** START OF Supplied material **
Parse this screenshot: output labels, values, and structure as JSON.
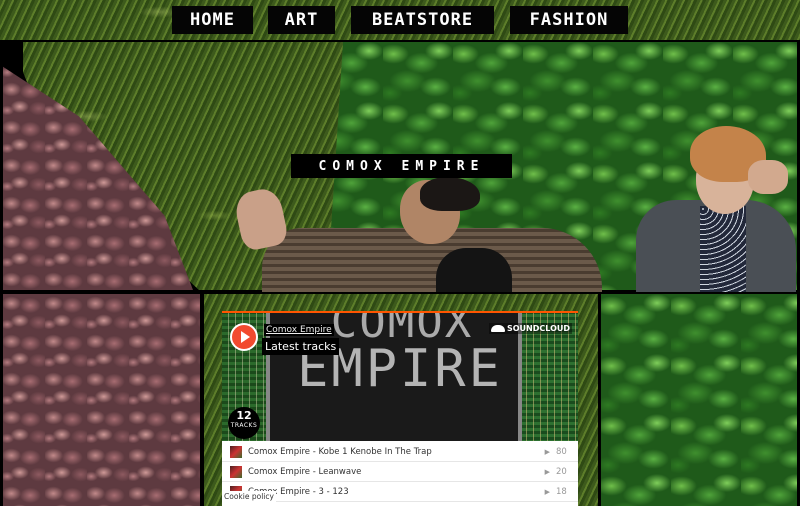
{
  "nav": {
    "items": [
      {
        "label": "HOME"
      },
      {
        "label": "ART"
      },
      {
        "label": "BEATSTORE"
      },
      {
        "label": "FASHION"
      }
    ]
  },
  "hero": {
    "band_name": "COMOX EMPIRE"
  },
  "soundcloud": {
    "artist": "Comox Empire",
    "subtitle": "Latest tracks",
    "logo_text": "SOUNDCLOUD",
    "artwork_text_top": "COMOX",
    "artwork_text": "EMPIRE",
    "track_count": "12",
    "track_count_label": "TRACKS",
    "tracks": [
      {
        "title": "Comox Empire - Kobe 1 Kenobe In The Trap",
        "plays": "80"
      },
      {
        "title": "Comox Empire - Leanwave",
        "plays": "20"
      },
      {
        "title": "Comox Empire - 3 - 123",
        "plays": "18"
      }
    ],
    "cookie_policy": "Cookie policy",
    "colors": {
      "accent": "#ff5500",
      "play_button": "#f24a2f"
    }
  }
}
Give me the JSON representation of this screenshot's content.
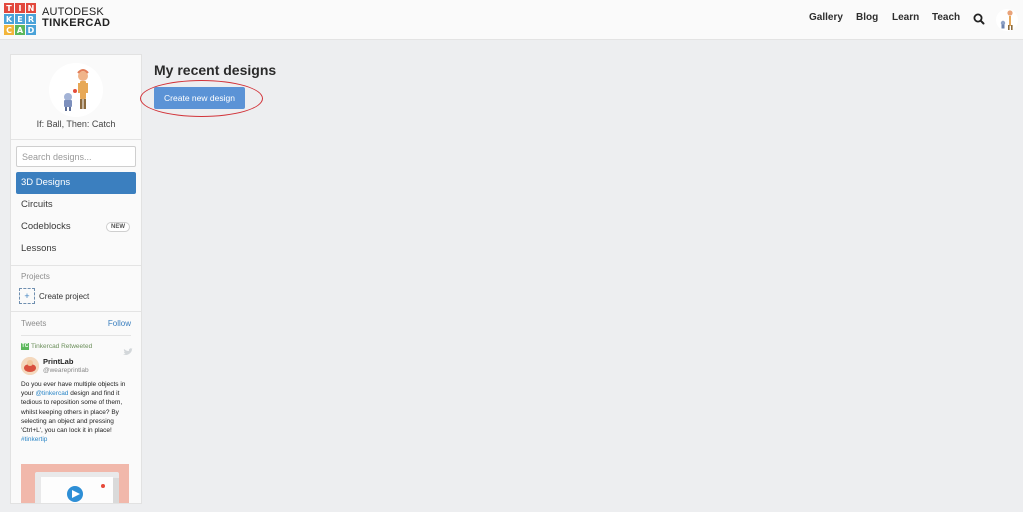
{
  "logo": {
    "letters": [
      "T",
      "I",
      "N",
      "K",
      "E",
      "R",
      "C",
      "A",
      "D"
    ],
    "colors": [
      "#e2483d",
      "#e2483d",
      "#e2483d",
      "#4aa2d8",
      "#4aa2d8",
      "#4aa2d8",
      "#f2b53a",
      "#5cb85c",
      "#4aa2d8"
    ],
    "brand_line1": "AUTODESK",
    "brand_line2": "TINKERCAD"
  },
  "nav": {
    "items": [
      {
        "label": "Gallery"
      },
      {
        "label": "Blog"
      },
      {
        "label": "Learn"
      },
      {
        "label": "Teach"
      }
    ],
    "search_icon": "search-icon",
    "avatar_icon": "user-avatar-icon"
  },
  "profile": {
    "name": "If: Ball, Then: Catch"
  },
  "sidebar": {
    "search_placeholder": "Search designs...",
    "menu": [
      {
        "label": "3D Designs",
        "active": true
      },
      {
        "label": "Circuits"
      },
      {
        "label": "Codeblocks",
        "badge": "NEW"
      },
      {
        "label": "Lessons"
      }
    ],
    "projects_label": "Projects",
    "create_project_label": "Create project",
    "tweets_label": "Tweets",
    "follow_label": "Follow"
  },
  "tweet": {
    "retweet_label": "Tinkercad Retweeted",
    "name": "PrintLab",
    "handle": "@weareprintlab",
    "text_1": "Do you ever have multiple objects in your ",
    "mention": "@tinkercad",
    "text_2": " design and find it tedious to reposition some of them, whilst keeping others in place? By selecting an object and pressing 'Ctrl+L', you can lock it in place!",
    "hashtag": "#tinkertip"
  },
  "main": {
    "title": "My recent designs",
    "create_button": "Create new design"
  },
  "colors": {
    "accent": "#3b7fbf",
    "button": "#5b93d6",
    "annotation": "#d2343a",
    "background": "#edeef0"
  }
}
** END OF Supplied material **
▸ Task directions: Copy the records above exactly, omitting every picture.

▸ Solution to the exercise:
Parse this screenshot: output labels, values, and structure as JSON.
{
  "nav": {
    "items": [
      {
        "label": "HOME"
      },
      {
        "label": "ART"
      },
      {
        "label": "BEATSTORE"
      },
      {
        "label": "FASHION"
      }
    ]
  },
  "hero": {
    "band_name": "COMOX EMPIRE"
  },
  "soundcloud": {
    "artist": "Comox Empire",
    "subtitle": "Latest tracks",
    "logo_text": "SOUNDCLOUD",
    "artwork_text_top": "COMOX",
    "artwork_text": "EMPIRE",
    "track_count": "12",
    "track_count_label": "TRACKS",
    "tracks": [
      {
        "title": "Comox Empire - Kobe 1 Kenobe In The Trap",
        "plays": "80"
      },
      {
        "title": "Comox Empire - Leanwave",
        "plays": "20"
      },
      {
        "title": "Comox Empire - 3 - 123",
        "plays": "18"
      }
    ],
    "cookie_policy": "Cookie policy",
    "colors": {
      "accent": "#ff5500",
      "play_button": "#f24a2f"
    }
  }
}
Give me the JSON representation of this screenshot's content.
{
  "logo": {
    "letters": [
      "T",
      "I",
      "N",
      "K",
      "E",
      "R",
      "C",
      "A",
      "D"
    ],
    "colors": [
      "#e2483d",
      "#e2483d",
      "#e2483d",
      "#4aa2d8",
      "#4aa2d8",
      "#4aa2d8",
      "#f2b53a",
      "#5cb85c",
      "#4aa2d8"
    ],
    "brand_line1": "AUTODESK",
    "brand_line2": "TINKERCAD"
  },
  "nav": {
    "items": [
      {
        "label": "Gallery"
      },
      {
        "label": "Blog"
      },
      {
        "label": "Learn"
      },
      {
        "label": "Teach"
      }
    ],
    "search_icon": "search-icon",
    "avatar_icon": "user-avatar-icon"
  },
  "profile": {
    "name": "If: Ball, Then: Catch"
  },
  "sidebar": {
    "search_placeholder": "Search designs...",
    "menu": [
      {
        "label": "3D Designs",
        "active": true
      },
      {
        "label": "Circuits"
      },
      {
        "label": "Codeblocks",
        "badge": "NEW"
      },
      {
        "label": "Lessons"
      }
    ],
    "projects_label": "Projects",
    "create_project_label": "Create project",
    "tweets_label": "Tweets",
    "follow_label": "Follow"
  },
  "tweet": {
    "retweet_label": "Tinkercad Retweeted",
    "name": "PrintLab",
    "handle": "@weareprintlab",
    "text_1": "Do you ever have multiple objects in your ",
    "mention": "@tinkercad",
    "text_2": " design and find it tedious to reposition some of them, whilst keeping others in place? By selecting an object and pressing 'Ctrl+L', you can lock it in place!",
    "hashtag": "#tinkertip"
  },
  "main": {
    "title": "My recent designs",
    "create_button": "Create new design"
  },
  "colors": {
    "accent": "#3b7fbf",
    "button": "#5b93d6",
    "annotation": "#d2343a",
    "background": "#edeef0"
  }
}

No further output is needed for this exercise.